=== EXERCISE TASK ===
Note how many lines hold "mantém" and report that number by itself.

#### TASK DATA ####

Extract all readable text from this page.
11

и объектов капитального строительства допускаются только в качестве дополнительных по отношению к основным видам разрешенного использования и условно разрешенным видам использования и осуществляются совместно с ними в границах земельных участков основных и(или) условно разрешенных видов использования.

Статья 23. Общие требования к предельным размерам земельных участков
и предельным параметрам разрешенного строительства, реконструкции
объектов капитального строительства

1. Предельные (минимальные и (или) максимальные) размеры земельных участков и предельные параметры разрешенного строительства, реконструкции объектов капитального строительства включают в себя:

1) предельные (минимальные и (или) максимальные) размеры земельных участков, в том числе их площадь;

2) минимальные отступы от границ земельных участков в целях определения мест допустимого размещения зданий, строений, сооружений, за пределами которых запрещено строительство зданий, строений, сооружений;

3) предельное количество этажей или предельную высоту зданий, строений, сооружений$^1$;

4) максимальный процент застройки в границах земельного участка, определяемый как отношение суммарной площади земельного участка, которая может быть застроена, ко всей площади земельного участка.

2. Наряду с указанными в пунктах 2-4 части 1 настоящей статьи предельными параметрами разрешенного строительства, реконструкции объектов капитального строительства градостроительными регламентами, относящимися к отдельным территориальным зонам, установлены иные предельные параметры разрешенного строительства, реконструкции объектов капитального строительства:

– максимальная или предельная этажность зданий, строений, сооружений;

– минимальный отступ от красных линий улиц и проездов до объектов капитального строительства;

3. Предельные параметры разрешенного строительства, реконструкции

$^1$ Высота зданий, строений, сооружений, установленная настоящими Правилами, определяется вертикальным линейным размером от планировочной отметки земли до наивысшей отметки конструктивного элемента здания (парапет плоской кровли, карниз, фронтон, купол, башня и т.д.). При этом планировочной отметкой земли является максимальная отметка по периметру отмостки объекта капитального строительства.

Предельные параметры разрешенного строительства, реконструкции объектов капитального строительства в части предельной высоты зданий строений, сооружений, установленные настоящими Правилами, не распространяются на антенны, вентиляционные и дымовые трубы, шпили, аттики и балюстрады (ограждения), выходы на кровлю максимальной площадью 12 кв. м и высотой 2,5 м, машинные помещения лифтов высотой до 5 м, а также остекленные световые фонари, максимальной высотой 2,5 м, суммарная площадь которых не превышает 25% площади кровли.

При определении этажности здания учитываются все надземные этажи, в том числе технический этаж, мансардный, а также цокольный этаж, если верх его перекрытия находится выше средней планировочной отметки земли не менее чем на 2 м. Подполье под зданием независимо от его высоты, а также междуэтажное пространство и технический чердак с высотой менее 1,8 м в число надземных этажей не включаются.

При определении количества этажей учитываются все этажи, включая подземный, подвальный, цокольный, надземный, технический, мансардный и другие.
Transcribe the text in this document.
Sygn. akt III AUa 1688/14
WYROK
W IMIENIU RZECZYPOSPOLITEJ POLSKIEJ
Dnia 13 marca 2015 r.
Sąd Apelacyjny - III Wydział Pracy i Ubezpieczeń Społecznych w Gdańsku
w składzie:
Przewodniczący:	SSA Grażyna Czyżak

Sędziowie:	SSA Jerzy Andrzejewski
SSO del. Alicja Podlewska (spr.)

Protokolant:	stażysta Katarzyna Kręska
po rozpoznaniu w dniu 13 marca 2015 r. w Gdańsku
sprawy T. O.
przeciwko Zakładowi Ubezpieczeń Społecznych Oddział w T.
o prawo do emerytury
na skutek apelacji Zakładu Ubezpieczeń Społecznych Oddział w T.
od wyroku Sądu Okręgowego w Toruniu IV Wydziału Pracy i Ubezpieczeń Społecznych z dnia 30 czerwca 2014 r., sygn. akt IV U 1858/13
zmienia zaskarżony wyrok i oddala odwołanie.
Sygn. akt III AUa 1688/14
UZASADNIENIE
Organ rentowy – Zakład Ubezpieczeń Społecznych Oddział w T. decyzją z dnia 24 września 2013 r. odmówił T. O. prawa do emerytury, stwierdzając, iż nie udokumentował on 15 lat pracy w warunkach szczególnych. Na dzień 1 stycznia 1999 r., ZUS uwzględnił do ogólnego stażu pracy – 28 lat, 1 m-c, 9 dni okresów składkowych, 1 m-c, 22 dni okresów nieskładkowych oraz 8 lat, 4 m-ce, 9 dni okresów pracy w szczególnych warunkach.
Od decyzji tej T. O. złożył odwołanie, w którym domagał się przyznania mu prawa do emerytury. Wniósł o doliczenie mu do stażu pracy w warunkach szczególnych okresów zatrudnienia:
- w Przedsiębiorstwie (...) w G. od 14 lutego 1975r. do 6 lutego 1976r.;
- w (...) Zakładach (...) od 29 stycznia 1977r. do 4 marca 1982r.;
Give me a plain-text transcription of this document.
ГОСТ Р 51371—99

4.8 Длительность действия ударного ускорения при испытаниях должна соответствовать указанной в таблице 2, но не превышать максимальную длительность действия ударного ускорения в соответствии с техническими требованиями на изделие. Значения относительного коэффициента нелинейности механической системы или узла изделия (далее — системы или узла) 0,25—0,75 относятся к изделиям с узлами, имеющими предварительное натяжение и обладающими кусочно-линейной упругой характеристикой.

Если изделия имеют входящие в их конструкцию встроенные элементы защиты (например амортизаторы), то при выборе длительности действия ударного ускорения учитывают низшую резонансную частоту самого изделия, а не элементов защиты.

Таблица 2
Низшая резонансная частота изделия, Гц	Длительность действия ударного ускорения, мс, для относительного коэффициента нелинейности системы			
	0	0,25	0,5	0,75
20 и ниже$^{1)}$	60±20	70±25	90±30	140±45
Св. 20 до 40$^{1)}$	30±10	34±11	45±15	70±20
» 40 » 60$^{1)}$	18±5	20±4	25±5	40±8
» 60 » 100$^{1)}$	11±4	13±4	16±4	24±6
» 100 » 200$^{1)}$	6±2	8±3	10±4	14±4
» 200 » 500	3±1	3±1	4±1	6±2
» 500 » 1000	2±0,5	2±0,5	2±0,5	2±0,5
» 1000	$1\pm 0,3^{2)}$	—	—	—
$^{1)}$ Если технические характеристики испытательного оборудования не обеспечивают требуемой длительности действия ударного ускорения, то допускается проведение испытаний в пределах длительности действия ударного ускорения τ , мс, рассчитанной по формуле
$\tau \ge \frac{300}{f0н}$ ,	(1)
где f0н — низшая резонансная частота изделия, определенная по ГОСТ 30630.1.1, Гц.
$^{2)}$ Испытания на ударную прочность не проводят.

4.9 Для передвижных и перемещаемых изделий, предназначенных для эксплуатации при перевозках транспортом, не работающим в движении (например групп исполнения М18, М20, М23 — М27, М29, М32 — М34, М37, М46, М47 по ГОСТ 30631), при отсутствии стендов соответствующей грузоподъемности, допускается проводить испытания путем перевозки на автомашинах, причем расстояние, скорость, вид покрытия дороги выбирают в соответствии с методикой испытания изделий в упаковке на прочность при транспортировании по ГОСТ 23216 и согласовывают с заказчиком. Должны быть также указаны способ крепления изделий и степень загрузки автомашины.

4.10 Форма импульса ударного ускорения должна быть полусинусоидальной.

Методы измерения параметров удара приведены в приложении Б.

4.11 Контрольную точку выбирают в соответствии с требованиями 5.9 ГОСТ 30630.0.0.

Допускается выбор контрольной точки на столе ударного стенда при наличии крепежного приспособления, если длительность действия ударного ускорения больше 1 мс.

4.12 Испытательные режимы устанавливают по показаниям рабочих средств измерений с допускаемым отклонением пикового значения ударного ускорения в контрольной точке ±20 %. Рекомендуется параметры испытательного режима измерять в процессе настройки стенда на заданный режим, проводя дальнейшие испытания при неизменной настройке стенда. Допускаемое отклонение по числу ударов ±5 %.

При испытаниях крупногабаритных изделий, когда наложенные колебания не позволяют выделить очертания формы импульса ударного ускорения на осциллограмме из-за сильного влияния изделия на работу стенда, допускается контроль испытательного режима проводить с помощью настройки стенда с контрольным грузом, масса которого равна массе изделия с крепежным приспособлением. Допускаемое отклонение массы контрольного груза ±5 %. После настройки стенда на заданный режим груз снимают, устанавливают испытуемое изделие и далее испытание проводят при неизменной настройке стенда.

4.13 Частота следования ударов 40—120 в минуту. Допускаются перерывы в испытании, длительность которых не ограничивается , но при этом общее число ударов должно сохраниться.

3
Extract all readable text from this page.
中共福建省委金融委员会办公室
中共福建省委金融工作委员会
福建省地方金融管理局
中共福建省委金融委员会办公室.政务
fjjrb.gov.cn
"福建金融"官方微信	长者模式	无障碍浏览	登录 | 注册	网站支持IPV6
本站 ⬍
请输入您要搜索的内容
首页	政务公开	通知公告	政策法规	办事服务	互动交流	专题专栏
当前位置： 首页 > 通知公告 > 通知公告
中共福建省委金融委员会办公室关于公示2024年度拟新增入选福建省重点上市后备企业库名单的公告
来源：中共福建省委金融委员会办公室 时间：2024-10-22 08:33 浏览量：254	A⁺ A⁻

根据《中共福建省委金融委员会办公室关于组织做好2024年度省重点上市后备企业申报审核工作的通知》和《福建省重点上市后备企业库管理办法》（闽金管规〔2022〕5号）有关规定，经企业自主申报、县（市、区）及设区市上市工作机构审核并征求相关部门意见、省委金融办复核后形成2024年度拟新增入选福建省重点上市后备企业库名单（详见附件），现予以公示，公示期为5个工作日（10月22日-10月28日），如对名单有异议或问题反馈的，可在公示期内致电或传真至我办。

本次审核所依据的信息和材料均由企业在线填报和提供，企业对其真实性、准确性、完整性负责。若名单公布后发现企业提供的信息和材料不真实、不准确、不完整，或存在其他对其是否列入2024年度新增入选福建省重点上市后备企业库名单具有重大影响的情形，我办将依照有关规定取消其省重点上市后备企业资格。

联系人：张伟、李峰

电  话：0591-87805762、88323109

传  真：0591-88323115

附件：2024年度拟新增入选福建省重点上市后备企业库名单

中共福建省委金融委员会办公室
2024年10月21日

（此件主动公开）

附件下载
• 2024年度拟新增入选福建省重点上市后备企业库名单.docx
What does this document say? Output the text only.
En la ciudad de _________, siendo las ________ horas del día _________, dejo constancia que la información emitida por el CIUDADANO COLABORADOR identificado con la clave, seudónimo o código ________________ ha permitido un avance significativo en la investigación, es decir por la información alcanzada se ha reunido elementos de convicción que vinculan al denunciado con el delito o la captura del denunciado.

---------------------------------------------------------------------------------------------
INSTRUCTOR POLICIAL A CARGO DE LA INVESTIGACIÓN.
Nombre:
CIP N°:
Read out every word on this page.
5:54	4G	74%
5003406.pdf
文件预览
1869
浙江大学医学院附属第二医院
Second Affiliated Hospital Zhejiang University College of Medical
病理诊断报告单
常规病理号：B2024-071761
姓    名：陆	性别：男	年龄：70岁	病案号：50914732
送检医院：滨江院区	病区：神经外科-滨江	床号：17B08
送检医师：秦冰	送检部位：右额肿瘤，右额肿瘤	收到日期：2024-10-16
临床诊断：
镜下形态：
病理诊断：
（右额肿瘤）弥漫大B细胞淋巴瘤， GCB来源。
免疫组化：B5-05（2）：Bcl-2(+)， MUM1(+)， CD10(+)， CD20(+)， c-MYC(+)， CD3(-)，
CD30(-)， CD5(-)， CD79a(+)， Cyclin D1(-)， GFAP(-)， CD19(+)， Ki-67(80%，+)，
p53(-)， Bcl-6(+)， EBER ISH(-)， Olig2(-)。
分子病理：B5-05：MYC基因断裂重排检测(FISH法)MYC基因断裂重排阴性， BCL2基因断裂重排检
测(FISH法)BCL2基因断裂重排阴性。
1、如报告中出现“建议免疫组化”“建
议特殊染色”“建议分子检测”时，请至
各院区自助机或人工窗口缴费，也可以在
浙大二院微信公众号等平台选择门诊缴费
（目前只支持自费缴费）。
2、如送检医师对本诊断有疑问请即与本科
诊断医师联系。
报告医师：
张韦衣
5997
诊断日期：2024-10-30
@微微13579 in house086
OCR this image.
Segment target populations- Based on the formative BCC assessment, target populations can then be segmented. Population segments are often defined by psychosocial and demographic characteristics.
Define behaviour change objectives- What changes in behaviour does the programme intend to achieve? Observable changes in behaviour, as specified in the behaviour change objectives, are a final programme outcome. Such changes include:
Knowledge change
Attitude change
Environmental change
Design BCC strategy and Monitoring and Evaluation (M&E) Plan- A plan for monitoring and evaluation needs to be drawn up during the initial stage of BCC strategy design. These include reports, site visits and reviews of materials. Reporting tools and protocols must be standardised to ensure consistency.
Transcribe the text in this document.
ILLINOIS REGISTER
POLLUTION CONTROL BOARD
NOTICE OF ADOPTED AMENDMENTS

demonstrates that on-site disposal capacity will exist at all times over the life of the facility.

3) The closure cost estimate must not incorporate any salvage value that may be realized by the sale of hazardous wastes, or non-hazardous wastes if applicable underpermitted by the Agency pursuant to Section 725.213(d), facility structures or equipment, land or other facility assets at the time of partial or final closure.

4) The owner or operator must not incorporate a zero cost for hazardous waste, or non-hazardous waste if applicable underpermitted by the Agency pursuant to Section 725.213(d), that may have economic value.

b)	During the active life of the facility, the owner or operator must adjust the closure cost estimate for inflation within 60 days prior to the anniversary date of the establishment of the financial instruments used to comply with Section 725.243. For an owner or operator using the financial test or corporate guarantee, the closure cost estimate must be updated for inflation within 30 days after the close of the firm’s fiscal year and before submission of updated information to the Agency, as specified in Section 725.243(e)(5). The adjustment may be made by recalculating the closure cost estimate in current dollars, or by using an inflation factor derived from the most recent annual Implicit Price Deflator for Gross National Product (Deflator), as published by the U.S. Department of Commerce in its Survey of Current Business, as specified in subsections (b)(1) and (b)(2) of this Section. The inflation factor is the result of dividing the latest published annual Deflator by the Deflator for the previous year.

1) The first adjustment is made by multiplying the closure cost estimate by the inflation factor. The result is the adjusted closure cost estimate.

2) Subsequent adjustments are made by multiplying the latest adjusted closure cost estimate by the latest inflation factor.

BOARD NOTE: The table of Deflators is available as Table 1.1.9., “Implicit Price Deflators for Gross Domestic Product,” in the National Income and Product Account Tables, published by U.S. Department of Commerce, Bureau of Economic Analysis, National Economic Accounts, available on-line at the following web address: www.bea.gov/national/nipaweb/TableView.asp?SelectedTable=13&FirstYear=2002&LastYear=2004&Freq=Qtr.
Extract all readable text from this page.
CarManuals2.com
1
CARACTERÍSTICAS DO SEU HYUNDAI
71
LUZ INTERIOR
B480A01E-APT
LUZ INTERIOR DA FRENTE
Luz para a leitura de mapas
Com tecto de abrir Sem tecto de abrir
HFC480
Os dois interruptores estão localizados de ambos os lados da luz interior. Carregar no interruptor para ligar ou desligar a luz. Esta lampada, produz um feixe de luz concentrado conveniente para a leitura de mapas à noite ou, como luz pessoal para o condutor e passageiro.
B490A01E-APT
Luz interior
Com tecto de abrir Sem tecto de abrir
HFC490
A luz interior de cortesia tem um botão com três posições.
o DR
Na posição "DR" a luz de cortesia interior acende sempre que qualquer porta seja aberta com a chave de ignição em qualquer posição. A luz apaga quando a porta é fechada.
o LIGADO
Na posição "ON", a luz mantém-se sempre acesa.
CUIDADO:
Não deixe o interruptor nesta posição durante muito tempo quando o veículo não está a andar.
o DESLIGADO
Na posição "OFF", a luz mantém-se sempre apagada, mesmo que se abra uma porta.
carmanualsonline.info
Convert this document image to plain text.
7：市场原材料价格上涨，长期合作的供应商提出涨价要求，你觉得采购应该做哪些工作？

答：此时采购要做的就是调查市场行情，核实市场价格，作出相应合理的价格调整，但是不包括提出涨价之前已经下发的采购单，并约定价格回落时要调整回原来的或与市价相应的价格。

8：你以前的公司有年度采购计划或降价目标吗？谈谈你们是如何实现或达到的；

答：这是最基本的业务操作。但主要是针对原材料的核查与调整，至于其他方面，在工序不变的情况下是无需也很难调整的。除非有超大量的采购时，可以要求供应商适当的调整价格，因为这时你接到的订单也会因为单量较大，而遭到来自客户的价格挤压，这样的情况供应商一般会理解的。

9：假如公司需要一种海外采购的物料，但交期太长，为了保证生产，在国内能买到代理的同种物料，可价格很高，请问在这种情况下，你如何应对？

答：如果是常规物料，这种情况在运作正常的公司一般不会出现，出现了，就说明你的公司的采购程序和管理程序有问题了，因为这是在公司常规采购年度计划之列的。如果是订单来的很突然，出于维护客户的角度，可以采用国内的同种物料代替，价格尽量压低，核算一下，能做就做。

####

=== THE RESULT ===
2